_Exercise objective_
Return all entries word for word, but drop any images.
═══ Excerpted records
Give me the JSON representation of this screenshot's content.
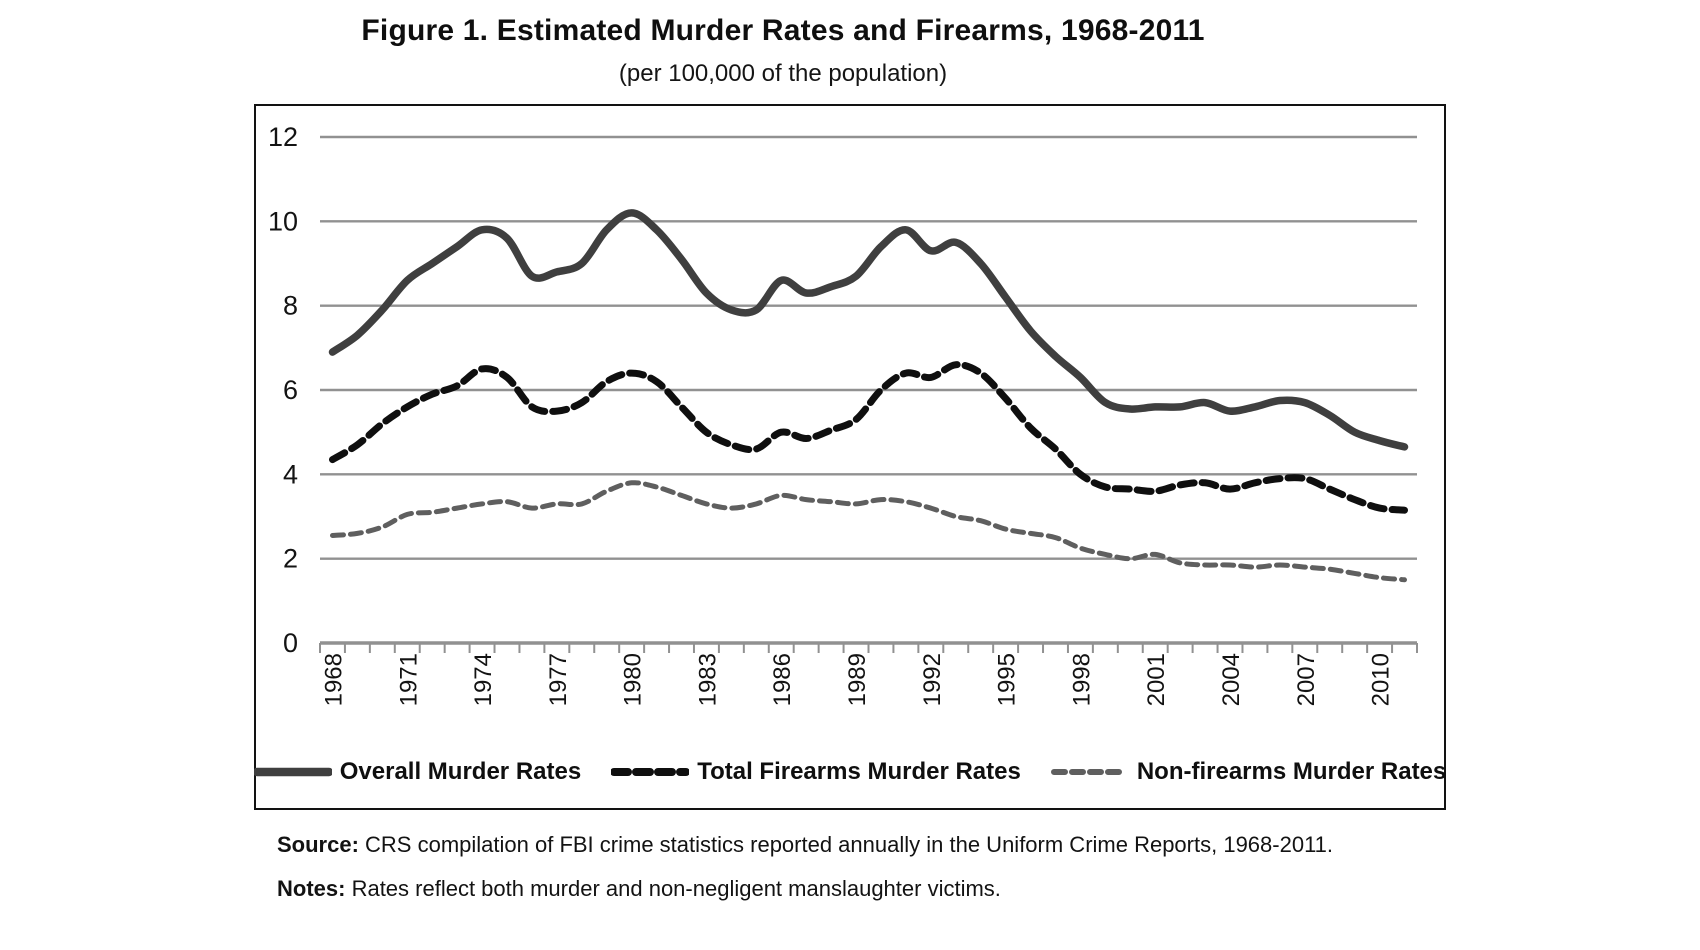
{
  "figure": {
    "title": "Figure 1. Estimated Murder Rates and Firearms, 1968-2011",
    "subtitle": "(per 100,000 of the population)",
    "source_label": "Source:",
    "source_text": " CRS compilation of FBI crime statistics reported annually in the Uniform Crime Reports, 1968-2011.",
    "notes_label": "Notes:",
    "notes_text": " Rates reflect both murder and non-negligent manslaughter victims."
  },
  "chart_data": {
    "type": "line",
    "title": "Figure 1. Estimated Murder Rates and Firearms, 1968-2011",
    "subtitle": "(per 100,000 of the population)",
    "xlabel": "",
    "ylabel": "",
    "ylim": [
      0,
      12
    ],
    "yticks": [
      0,
      2,
      4,
      6,
      8,
      10,
      12
    ],
    "grid": true,
    "gridline_color": "#919191",
    "axis_color": "#919191",
    "legend_position": "bottom",
    "x": [
      1968,
      1969,
      1970,
      1971,
      1972,
      1973,
      1974,
      1975,
      1976,
      1977,
      1978,
      1979,
      1980,
      1981,
      1982,
      1983,
      1984,
      1985,
      1986,
      1987,
      1988,
      1989,
      1990,
      1991,
      1992,
      1993,
      1994,
      1995,
      1996,
      1997,
      1998,
      1999,
      2000,
      2001,
      2002,
      2003,
      2004,
      2005,
      2006,
      2007,
      2008,
      2009,
      2010,
      2011
    ],
    "x_tick_labels": [
      "1968",
      "1971",
      "1974",
      "1977",
      "1980",
      "1983",
      "1986",
      "1989",
      "1992",
      "1995",
      "1998",
      "2001",
      "2004",
      "2007",
      "2010"
    ],
    "x_label_interval": 3,
    "series": [
      {
        "name": "Overall Murder Rates",
        "color": "#3f3f3f",
        "dash": "",
        "width": 7.5,
        "values": [
          6.9,
          7.3,
          7.9,
          8.6,
          9.0,
          9.4,
          9.8,
          9.6,
          8.7,
          8.8,
          9.0,
          9.8,
          10.2,
          9.8,
          9.1,
          8.3,
          7.9,
          7.9,
          8.6,
          8.3,
          8.45,
          8.7,
          9.4,
          9.8,
          9.3,
          9.5,
          9.0,
          8.2,
          7.4,
          6.8,
          6.3,
          5.7,
          5.55,
          5.6,
          5.6,
          5.7,
          5.5,
          5.6,
          5.75,
          5.7,
          5.4,
          5.0,
          4.8,
          4.65
        ]
      },
      {
        "name": "Total Firearms Murder Rates",
        "color": "#0f0f0f",
        "dash": "14 8",
        "width": 7,
        "values": [
          4.35,
          4.7,
          5.2,
          5.6,
          5.9,
          6.1,
          6.5,
          6.3,
          5.6,
          5.5,
          5.7,
          6.2,
          6.4,
          6.2,
          5.6,
          5.0,
          4.7,
          4.6,
          5.0,
          4.85,
          5.05,
          5.3,
          6.0,
          6.4,
          6.3,
          6.6,
          6.4,
          5.8,
          5.1,
          4.6,
          4.0,
          3.7,
          3.65,
          3.6,
          3.75,
          3.8,
          3.65,
          3.8,
          3.9,
          3.9,
          3.65,
          3.4,
          3.2,
          3.15
        ]
      },
      {
        "name": "Non-firearms Murder Rates",
        "color": "#5f5f5f",
        "dash": "11 7",
        "width": 5,
        "values": [
          2.55,
          2.6,
          2.75,
          3.05,
          3.1,
          3.2,
          3.3,
          3.35,
          3.2,
          3.3,
          3.3,
          3.6,
          3.8,
          3.7,
          3.5,
          3.3,
          3.2,
          3.3,
          3.5,
          3.4,
          3.35,
          3.3,
          3.4,
          3.35,
          3.2,
          3.0,
          2.9,
          2.7,
          2.6,
          2.5,
          2.25,
          2.1,
          2.0,
          2.1,
          1.9,
          1.85,
          1.85,
          1.8,
          1.85,
          1.8,
          1.75,
          1.65,
          1.55,
          1.5
        ]
      }
    ]
  }
}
══════
_Response to the exercise_
Give me the JSON representation of this screenshot's content.
{
  "figure": {
    "title": "Figure 1. Estimated Murder Rates and Firearms, 1968-2011",
    "subtitle": "(per 100,000 of the population)",
    "source_label": "Source:",
    "source_text": " CRS compilation of FBI crime statistics reported annually in the Uniform Crime Reports, 1968-2011.",
    "notes_label": "Notes:",
    "notes_text": " Rates reflect both murder and non-negligent manslaughter victims."
  },
  "chart_data": {
    "type": "line",
    "title": "Figure 1. Estimated Murder Rates and Firearms, 1968-2011",
    "subtitle": "(per 100,000 of the population)",
    "xlabel": "",
    "ylabel": "",
    "ylim": [
      0,
      12
    ],
    "yticks": [
      0,
      2,
      4,
      6,
      8,
      10,
      12
    ],
    "grid": true,
    "gridline_color": "#919191",
    "axis_color": "#919191",
    "legend_position": "bottom",
    "x": [
      1968,
      1969,
      1970,
      1971,
      1972,
      1973,
      1974,
      1975,
      1976,
      1977,
      1978,
      1979,
      1980,
      1981,
      1982,
      1983,
      1984,
      1985,
      1986,
      1987,
      1988,
      1989,
      1990,
      1991,
      1992,
      1993,
      1994,
      1995,
      1996,
      1997,
      1998,
      1999,
      2000,
      2001,
      2002,
      2003,
      2004,
      2005,
      2006,
      2007,
      2008,
      2009,
      2010,
      2011
    ],
    "x_tick_labels": [
      "1968",
      "1971",
      "1974",
      "1977",
      "1980",
      "1983",
      "1986",
      "1989",
      "1992",
      "1995",
      "1998",
      "2001",
      "2004",
      "2007",
      "2010"
    ],
    "x_label_interval": 3,
    "series": [
      {
        "name": "Overall Murder Rates",
        "color": "#3f3f3f",
        "dash": "",
        "width": 7.5,
        "values": [
          6.9,
          7.3,
          7.9,
          8.6,
          9.0,
          9.4,
          9.8,
          9.6,
          8.7,
          8.8,
          9.0,
          9.8,
          10.2,
          9.8,
          9.1,
          8.3,
          7.9,
          7.9,
          8.6,
          8.3,
          8.45,
          8.7,
          9.4,
          9.8,
          9.3,
          9.5,
          9.0,
          8.2,
          7.4,
          6.8,
          6.3,
          5.7,
          5.55,
          5.6,
          5.6,
          5.7,
          5.5,
          5.6,
          5.75,
          5.7,
          5.4,
          5.0,
          4.8,
          4.65
        ]
      },
      {
        "name": "Total Firearms Murder Rates",
        "color": "#0f0f0f",
        "dash": "14 8",
        "width": 7,
        "values": [
          4.35,
          4.7,
          5.2,
          5.6,
          5.9,
          6.1,
          6.5,
          6.3,
          5.6,
          5.5,
          5.7,
          6.2,
          6.4,
          6.2,
          5.6,
          5.0,
          4.7,
          4.6,
          5.0,
          4.85,
          5.05,
          5.3,
          6.0,
          6.4,
          6.3,
          6.6,
          6.4,
          5.8,
          5.1,
          4.6,
          4.0,
          3.7,
          3.65,
          3.6,
          3.75,
          3.8,
          3.65,
          3.8,
          3.9,
          3.9,
          3.65,
          3.4,
          3.2,
          3.15
        ]
      },
      {
        "name": "Non-firearms Murder Rates",
        "color": "#5f5f5f",
        "dash": "11 7",
        "width": 5,
        "values": [
          2.55,
          2.6,
          2.75,
          3.05,
          3.1,
          3.2,
          3.3,
          3.35,
          3.2,
          3.3,
          3.3,
          3.6,
          3.8,
          3.7,
          3.5,
          3.3,
          3.2,
          3.3,
          3.5,
          3.4,
          3.35,
          3.3,
          3.4,
          3.35,
          3.2,
          3.0,
          2.9,
          2.7,
          2.6,
          2.5,
          2.25,
          2.1,
          2.0,
          2.1,
          1.9,
          1.85,
          1.85,
          1.8,
          1.85,
          1.8,
          1.75,
          1.65,
          1.55,
          1.5
        ]
      }
    ]
  }
}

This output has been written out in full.